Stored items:
==*==
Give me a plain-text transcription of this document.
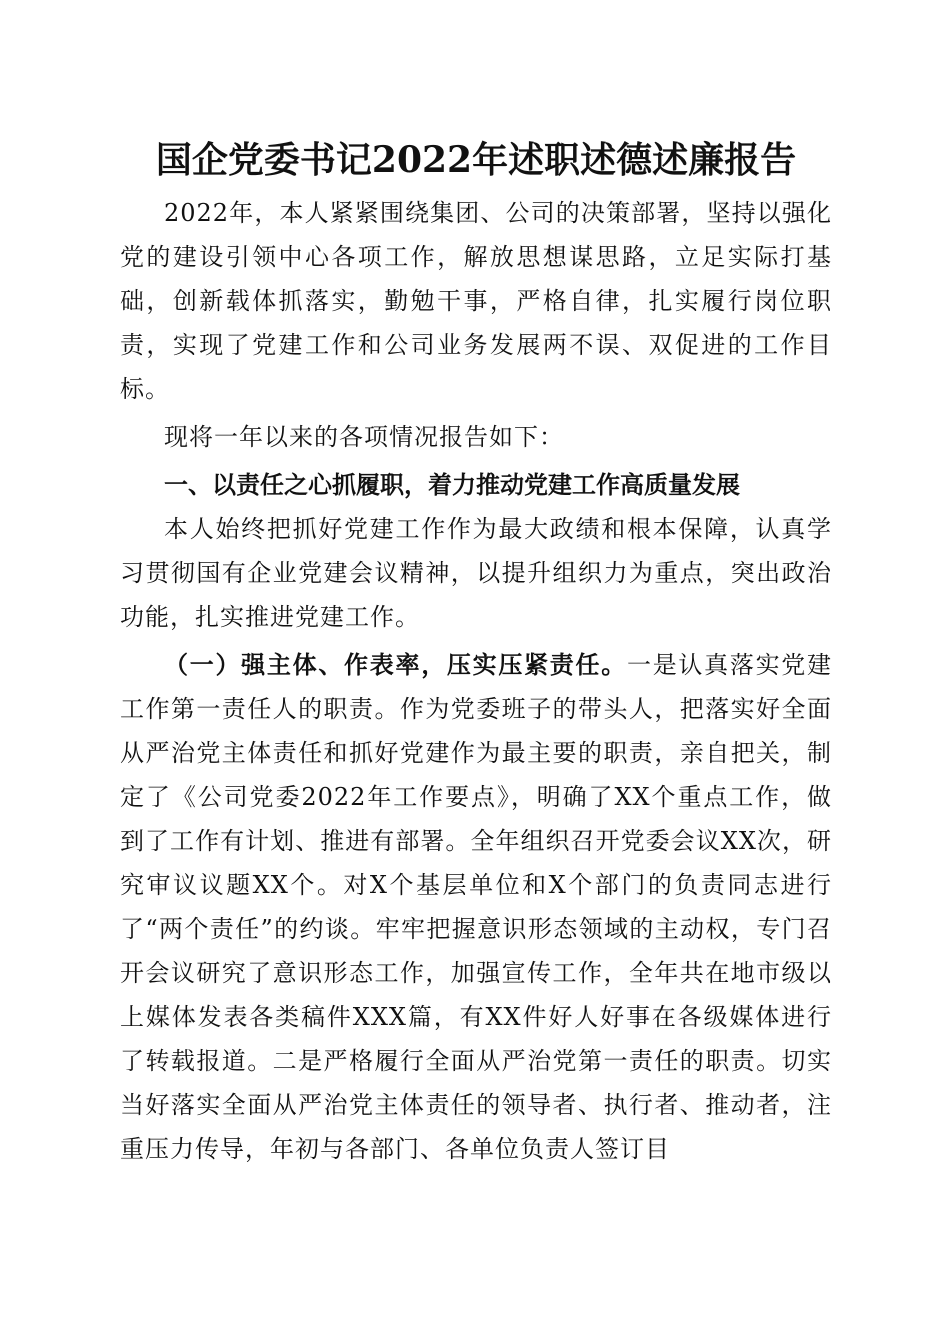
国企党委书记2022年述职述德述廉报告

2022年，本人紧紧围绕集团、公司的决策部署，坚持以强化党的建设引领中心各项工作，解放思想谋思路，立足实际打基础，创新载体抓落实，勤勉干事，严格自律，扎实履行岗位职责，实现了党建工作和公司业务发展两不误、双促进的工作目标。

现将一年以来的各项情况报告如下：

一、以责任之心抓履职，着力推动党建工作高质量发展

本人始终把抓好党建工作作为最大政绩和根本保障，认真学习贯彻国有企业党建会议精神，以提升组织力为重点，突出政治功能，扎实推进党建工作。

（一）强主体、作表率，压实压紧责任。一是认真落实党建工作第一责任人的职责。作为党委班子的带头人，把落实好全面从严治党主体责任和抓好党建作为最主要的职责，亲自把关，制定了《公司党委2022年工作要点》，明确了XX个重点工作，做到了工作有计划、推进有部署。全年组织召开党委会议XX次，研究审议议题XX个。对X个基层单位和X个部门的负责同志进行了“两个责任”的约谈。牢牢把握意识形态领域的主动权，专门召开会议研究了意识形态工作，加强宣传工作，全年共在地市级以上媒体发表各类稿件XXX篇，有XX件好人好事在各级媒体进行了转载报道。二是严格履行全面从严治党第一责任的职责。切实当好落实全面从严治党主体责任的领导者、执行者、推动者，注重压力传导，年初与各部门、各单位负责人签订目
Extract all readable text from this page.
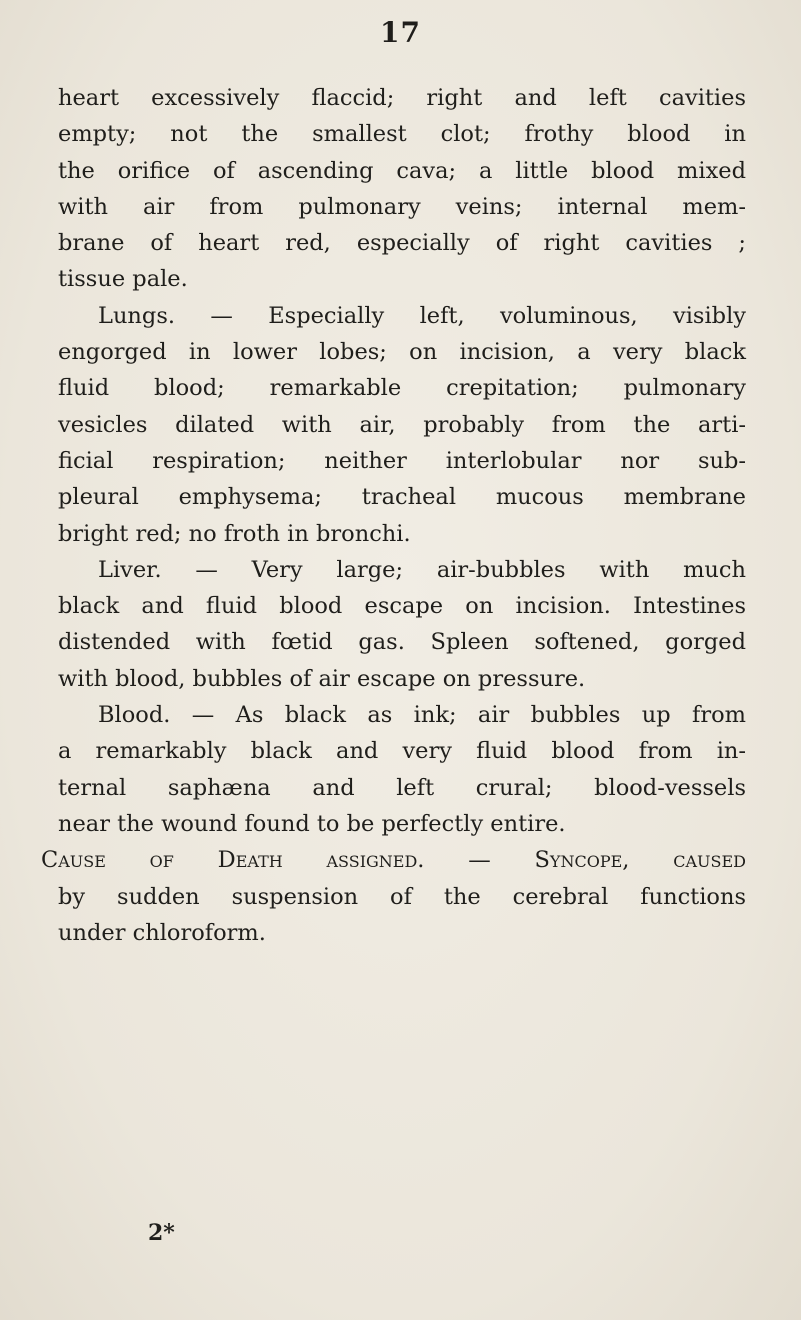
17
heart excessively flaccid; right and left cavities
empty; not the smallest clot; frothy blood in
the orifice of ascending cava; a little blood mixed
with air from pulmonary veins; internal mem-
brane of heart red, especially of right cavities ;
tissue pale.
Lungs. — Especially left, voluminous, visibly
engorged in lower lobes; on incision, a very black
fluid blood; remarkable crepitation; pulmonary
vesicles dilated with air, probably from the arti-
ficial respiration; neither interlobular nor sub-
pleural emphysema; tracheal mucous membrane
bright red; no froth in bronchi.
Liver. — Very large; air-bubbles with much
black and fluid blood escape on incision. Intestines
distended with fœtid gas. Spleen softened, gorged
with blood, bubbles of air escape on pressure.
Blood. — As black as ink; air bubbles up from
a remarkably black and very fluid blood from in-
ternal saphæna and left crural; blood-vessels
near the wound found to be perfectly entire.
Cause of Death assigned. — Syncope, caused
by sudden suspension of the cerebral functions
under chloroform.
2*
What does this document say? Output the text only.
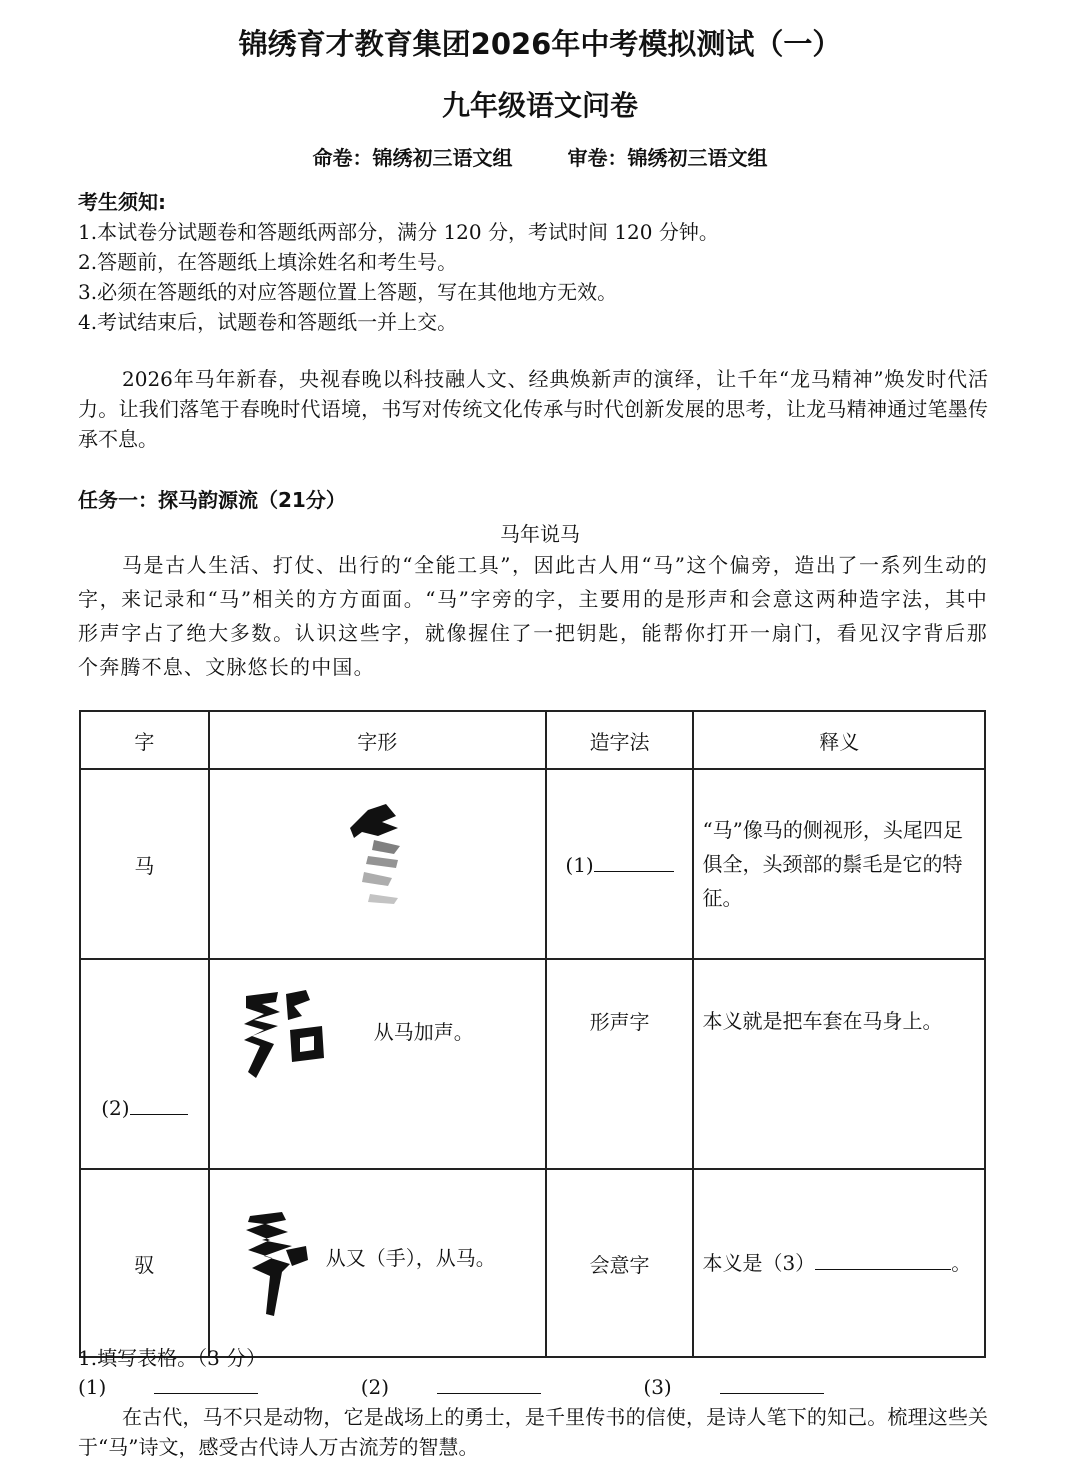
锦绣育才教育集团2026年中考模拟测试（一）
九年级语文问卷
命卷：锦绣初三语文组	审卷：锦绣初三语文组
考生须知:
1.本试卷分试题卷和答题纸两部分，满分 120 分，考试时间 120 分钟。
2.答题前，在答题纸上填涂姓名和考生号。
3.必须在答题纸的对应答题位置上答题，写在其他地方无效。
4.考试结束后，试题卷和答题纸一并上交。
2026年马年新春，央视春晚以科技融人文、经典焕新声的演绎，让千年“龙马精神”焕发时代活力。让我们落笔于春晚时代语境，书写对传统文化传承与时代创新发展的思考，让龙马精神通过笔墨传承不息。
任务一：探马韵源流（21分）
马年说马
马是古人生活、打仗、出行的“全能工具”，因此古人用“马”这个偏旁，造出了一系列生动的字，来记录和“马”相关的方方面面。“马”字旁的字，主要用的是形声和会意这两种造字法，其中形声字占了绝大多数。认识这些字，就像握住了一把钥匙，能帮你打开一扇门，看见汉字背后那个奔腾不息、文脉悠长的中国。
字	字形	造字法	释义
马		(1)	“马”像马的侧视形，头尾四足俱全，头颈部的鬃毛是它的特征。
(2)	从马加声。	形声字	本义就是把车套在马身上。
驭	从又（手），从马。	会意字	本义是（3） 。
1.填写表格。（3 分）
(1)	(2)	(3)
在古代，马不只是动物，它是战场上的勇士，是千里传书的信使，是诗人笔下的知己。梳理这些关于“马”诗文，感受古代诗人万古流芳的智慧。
==*==
**Brief:**
Pick out and copy every line that contains the word "text".

**Answer to the problem:**
Give me a plain-text transcription of this document.
Extract all readable text from this page.
What does this document say? Output the text only.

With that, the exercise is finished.